Can you write out the whole listing exactly?

§ **Saved entries**
>> Begin
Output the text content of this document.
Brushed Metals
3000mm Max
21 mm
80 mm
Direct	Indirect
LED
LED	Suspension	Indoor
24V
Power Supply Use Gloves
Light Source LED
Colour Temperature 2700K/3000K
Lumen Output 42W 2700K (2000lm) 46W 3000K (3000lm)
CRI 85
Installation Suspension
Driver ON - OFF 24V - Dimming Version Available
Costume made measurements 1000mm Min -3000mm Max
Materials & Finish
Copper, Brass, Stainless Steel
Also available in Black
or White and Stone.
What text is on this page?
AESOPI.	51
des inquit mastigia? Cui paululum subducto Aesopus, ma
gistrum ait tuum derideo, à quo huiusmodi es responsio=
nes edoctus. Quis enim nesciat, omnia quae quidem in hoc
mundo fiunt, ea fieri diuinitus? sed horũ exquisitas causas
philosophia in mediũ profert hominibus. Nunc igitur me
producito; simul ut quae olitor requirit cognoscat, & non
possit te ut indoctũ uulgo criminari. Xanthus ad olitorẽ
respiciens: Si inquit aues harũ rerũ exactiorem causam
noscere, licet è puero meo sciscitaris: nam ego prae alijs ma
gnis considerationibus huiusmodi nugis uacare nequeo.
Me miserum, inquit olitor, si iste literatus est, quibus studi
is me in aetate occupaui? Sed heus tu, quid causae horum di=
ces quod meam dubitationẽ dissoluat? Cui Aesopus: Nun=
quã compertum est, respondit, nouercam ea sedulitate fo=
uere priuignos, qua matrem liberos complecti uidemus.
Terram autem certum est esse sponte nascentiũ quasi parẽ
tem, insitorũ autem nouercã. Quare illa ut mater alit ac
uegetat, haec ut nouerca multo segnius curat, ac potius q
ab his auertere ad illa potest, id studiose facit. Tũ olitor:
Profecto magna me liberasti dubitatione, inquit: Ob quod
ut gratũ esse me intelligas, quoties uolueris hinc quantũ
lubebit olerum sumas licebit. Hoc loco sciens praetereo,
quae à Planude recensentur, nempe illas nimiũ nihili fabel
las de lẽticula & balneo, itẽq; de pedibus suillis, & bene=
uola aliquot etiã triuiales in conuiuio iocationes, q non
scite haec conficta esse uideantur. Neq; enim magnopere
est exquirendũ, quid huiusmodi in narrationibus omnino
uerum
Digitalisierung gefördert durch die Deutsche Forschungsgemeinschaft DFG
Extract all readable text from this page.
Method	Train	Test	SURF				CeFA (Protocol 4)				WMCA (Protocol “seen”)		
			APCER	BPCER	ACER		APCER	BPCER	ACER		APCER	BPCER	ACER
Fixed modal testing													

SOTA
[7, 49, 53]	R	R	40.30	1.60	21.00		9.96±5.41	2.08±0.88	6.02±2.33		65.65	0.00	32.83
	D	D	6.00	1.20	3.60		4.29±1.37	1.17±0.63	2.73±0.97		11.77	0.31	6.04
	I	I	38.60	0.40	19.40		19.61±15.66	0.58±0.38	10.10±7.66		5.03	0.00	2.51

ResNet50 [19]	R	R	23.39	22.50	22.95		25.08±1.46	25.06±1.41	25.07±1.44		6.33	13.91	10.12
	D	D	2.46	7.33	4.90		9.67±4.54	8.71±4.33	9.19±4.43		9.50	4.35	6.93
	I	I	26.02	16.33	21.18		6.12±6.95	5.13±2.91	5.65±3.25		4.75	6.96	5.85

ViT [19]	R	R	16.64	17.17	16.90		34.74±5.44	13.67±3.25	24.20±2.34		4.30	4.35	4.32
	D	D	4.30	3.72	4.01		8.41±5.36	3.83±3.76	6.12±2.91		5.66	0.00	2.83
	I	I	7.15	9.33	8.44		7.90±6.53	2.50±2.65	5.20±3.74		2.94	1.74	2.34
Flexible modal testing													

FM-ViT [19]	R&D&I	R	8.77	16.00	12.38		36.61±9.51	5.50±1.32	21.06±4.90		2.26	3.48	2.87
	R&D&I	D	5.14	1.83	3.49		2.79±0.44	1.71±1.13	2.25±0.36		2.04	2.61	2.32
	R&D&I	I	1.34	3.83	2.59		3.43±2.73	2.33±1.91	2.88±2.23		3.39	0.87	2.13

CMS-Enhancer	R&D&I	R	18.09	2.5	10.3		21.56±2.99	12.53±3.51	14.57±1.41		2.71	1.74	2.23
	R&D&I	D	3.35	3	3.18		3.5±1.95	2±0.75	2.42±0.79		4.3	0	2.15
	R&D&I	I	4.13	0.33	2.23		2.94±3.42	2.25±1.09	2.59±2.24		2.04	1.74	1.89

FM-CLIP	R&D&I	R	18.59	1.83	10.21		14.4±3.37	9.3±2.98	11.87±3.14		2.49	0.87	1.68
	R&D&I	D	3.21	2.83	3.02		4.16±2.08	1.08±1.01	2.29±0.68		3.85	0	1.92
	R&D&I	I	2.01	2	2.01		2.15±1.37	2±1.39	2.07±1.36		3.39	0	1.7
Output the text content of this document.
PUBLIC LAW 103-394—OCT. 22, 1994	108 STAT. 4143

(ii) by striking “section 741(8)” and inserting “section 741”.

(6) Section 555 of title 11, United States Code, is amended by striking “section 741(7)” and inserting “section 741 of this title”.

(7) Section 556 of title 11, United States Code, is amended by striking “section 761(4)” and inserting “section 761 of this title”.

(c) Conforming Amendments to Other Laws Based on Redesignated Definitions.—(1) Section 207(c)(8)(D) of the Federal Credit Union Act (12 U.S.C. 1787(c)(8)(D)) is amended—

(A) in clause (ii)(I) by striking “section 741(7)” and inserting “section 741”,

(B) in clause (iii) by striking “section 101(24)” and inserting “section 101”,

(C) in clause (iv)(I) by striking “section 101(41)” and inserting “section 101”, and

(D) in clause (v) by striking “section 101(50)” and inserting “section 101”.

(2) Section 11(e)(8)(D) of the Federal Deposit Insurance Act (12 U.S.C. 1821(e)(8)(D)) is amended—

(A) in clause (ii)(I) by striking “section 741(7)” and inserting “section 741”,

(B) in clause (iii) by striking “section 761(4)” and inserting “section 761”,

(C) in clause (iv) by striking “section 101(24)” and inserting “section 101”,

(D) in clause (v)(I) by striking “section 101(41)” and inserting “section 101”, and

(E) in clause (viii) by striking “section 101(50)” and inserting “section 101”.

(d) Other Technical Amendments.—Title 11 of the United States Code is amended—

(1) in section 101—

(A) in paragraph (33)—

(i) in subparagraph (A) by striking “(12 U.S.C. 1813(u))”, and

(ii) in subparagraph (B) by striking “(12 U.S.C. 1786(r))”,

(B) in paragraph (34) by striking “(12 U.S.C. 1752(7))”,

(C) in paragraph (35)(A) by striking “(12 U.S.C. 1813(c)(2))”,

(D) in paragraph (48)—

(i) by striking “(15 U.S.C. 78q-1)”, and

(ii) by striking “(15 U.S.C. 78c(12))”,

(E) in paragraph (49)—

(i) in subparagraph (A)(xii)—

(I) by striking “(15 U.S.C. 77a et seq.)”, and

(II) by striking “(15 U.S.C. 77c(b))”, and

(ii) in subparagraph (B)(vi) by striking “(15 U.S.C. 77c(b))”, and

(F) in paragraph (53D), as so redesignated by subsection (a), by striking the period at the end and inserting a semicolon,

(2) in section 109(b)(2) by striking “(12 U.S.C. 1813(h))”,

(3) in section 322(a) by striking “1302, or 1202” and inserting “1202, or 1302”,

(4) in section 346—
>> End
§ **ANSWER FOR THIS EXERCISE**
Output the text content of this document.
Brushed Metals
3000mm Max
21 mm
80 mm
Direct	Indirect
LED
LED	Suspension	Indoor
24V
Power Supply Use Gloves
Light Source LED
Colour Temperature 2700K/3000K
Lumen Output 42W 2700K (2000lm) 46W 3000K (3000lm)
CRI 85
Installation Suspension
Driver ON - OFF 24V - Dimming Version Available
Costume made measurements 1000mm Min -3000mm Max
Materials & Finish
Copper, Brass, Stainless Steel
Also available in Black
or White and Stone.
What text is on this page?
AESOPI.	51
des inquit mastigia? Cui paululum subducto Aesopus, ma
gistrum ait tuum derideo, à quo huiusmodi es responsio=
nes edoctus. Quis enim nesciat, omnia quae quidem in hoc
mundo fiunt, ea fieri diuinitus? sed horũ exquisitas causas
philosophia in mediũ profert hominibus. Nunc igitur me
producito; simul ut quae olitor requirit cognoscat, & non
possit te ut indoctũ uulgo criminari. Xanthus ad olitorẽ
respiciens: Si inquit aues harũ rerũ exactiorem causam
noscere, licet è puero meo sciscitaris: nam ego prae alijs ma
gnis considerationibus huiusmodi nugis uacare nequeo.
Me miserum, inquit olitor, si iste literatus est, quibus studi
is me in aetate occupaui? Sed heus tu, quid causae horum di=
ces quod meam dubitationẽ dissoluat? Cui Aesopus: Nun=
quã compertum est, respondit, nouercam ea sedulitate fo=
uere priuignos, qua matrem liberos complecti uidemus.
Terram autem certum est esse sponte nascentiũ quasi parẽ
tem, insitorũ autem nouercã. Quare illa ut mater alit ac
uegetat, haec ut nouerca multo segnius curat, ac potius q
ab his auertere ad illa potest, id studiose facit. Tũ olitor:
Profecto magna me liberasti dubitatione, inquit: Ob quod
ut gratũ esse me intelligas, quoties uolueris hinc quantũ
lubebit olerum sumas licebit. Hoc loco sciens praetereo,
quae à Planude recensentur, nempe illas nimiũ nihili fabel
las de lẽticula & balneo, itẽq; de pedibus suillis, & bene=
uola aliquot etiã triuiales in conuiuio iocationes, q non
scite haec conficta esse uideantur. Neq; enim magnopere
est exquirendũ, quid huiusmodi in narrationibus omnino
uerum
Digitalisierung gefördert durch die Deutsche Forschungsgemeinschaft DFG
Extract all readable text from this page.
Method	Train	Test	SURF				CeFA (Protocol 4)				WMCA (Protocol “seen”)		
			APCER	BPCER	ACER		APCER	BPCER	ACER		APCER	BPCER	ACER
Fixed modal testing													

SOTA
[7, 49, 53]	R	R	40.30	1.60	21.00		9.96±5.41	2.08±0.88	6.02±2.33		65.65	0.00	32.83
	D	D	6.00	1.20	3.60		4.29±1.37	1.17±0.63	2.73±0.97		11.77	0.31	6.04
	I	I	38.60	0.40	19.40		19.61±15.66	0.58±0.38	10.10±7.66		5.03	0.00	2.51

ResNet50 [19]	R	R	23.39	22.50	22.95		25.08±1.46	25.06±1.41	25.07±1.44		6.33	13.91	10.12
	D	D	2.46	7.33	4.90		9.67±4.54	8.71±4.33	9.19±4.43		9.50	4.35	6.93
	I	I	26.02	16.33	21.18		6.12±6.95	5.13±2.91	5.65±3.25		4.75	6.96	5.85

ViT [19]	R	R	16.64	17.17	16.90		34.74±5.44	13.67±3.25	24.20±2.34		4.30	4.35	4.32
	D	D	4.30	3.72	4.01		8.41±5.36	3.83±3.76	6.12±2.91		5.66	0.00	2.83
	I	I	7.15	9.33	8.44		7.90±6.53	2.50±2.65	5.20±3.74		2.94	1.74	2.34
Flexible modal testing													

FM-ViT [19]	R&D&I	R	8.77	16.00	12.38		36.61±9.51	5.50±1.32	21.06±4.90		2.26	3.48	2.87
	R&D&I	D	5.14	1.83	3.49		2.79±0.44	1.71±1.13	2.25±0.36		2.04	2.61	2.32
	R&D&I	I	1.34	3.83	2.59		3.43±2.73	2.33±1.91	2.88±2.23		3.39	0.87	2.13

CMS-Enhancer	R&D&I	R	18.09	2.5	10.3		21.56±2.99	12.53±3.51	14.57±1.41		2.71	1.74	2.23
	R&D&I	D	3.35	3	3.18		3.5±1.95	2±0.75	2.42±0.79		4.3	0	2.15
	R&D&I	I	4.13	0.33	2.23		2.94±3.42	2.25±1.09	2.59±2.24		2.04	1.74	1.89

FM-CLIP	R&D&I	R	18.59	1.83	10.21		14.4±3.37	9.3±2.98	11.87±3.14		2.49	0.87	1.68
	R&D&I	D	3.21	2.83	3.02		4.16±2.08	1.08±1.01	2.29±0.68		3.85	0	1.92
	R&D&I	I	2.01	2	2.01		2.15±1.37	2±1.39	2.07±1.36		3.39	0	1.7
Output the text content of this document.
PUBLIC LAW 103-394—OCT. 22, 1994	108 STAT. 4143

(ii) by striking “section 741(8)” and inserting “section 741”.

(6) Section 555 of title 11, United States Code, is amended by striking “section 741(7)” and inserting “section 741 of this title”.

(7) Section 556 of title 11, United States Code, is amended by striking “section 761(4)” and inserting “section 761 of this title”.

(c) Conforming Amendments to Other Laws Based on Redesignated Definitions.—(1) Section 207(c)(8)(D) of the Federal Credit Union Act (12 U.S.C. 1787(c)(8)(D)) is amended—

(A) in clause (ii)(I) by striking “section 741(7)” and inserting “section 741”,

(B) in clause (iii) by striking “section 101(24)” and inserting “section 101”,

(C) in clause (iv)(I) by striking “section 101(41)” and inserting “section 101”, and

(D) in clause (v) by striking “section 101(50)” and inserting “section 101”.

(2) Section 11(e)(8)(D) of the Federal Deposit Insurance Act (12 U.S.C. 1821(e)(8)(D)) is amended—

(A) in clause (ii)(I) by striking “section 741(7)” and inserting “section 741”,

(B) in clause (iii) by striking “section 761(4)” and inserting “section 761”,

(C) in clause (iv) by striking “section 101(24)” and inserting “section 101”,

(D) in clause (v)(I) by striking “section 101(41)” and inserting “section 101”, and

(E) in clause (viii) by striking “section 101(50)” and inserting “section 101”.

(d) Other Technical Amendments.—Title 11 of the United States Code is amended—

(1) in section 101—

(A) in paragraph (33)—

(i) in subparagraph (A) by striking “(12 U.S.C. 1813(u))”, and

(ii) in subparagraph (B) by striking “(12 U.S.C. 1786(r))”,

(B) in paragraph (34) by striking “(12 U.S.C. 1752(7))”,

(C) in paragraph (35)(A) by striking “(12 U.S.C. 1813(c)(2))”,

(D) in paragraph (48)—

(i) by striking “(15 U.S.C. 78q-1)”, and

(ii) by striking “(15 U.S.C. 78c(12))”,

(E) in paragraph (49)—

(i) in subparagraph (A)(xii)—

(I) by striking “(15 U.S.C. 77a et seq.)”, and

(II) by striking “(15 U.S.C. 77c(b))”, and

(ii) in subparagraph (B)(vi) by striking “(15 U.S.C. 77c(b))”, and

(F) in paragraph (53D), as so redesignated by subsection (a), by striking the period at the end and inserting a semicolon,

(2) in section 109(b)(2) by striking “(12 U.S.C. 1813(h))”,

(3) in section 322(a) by striking “1302, or 1202” and inserting “1202, or 1302”,

(4) in section 346—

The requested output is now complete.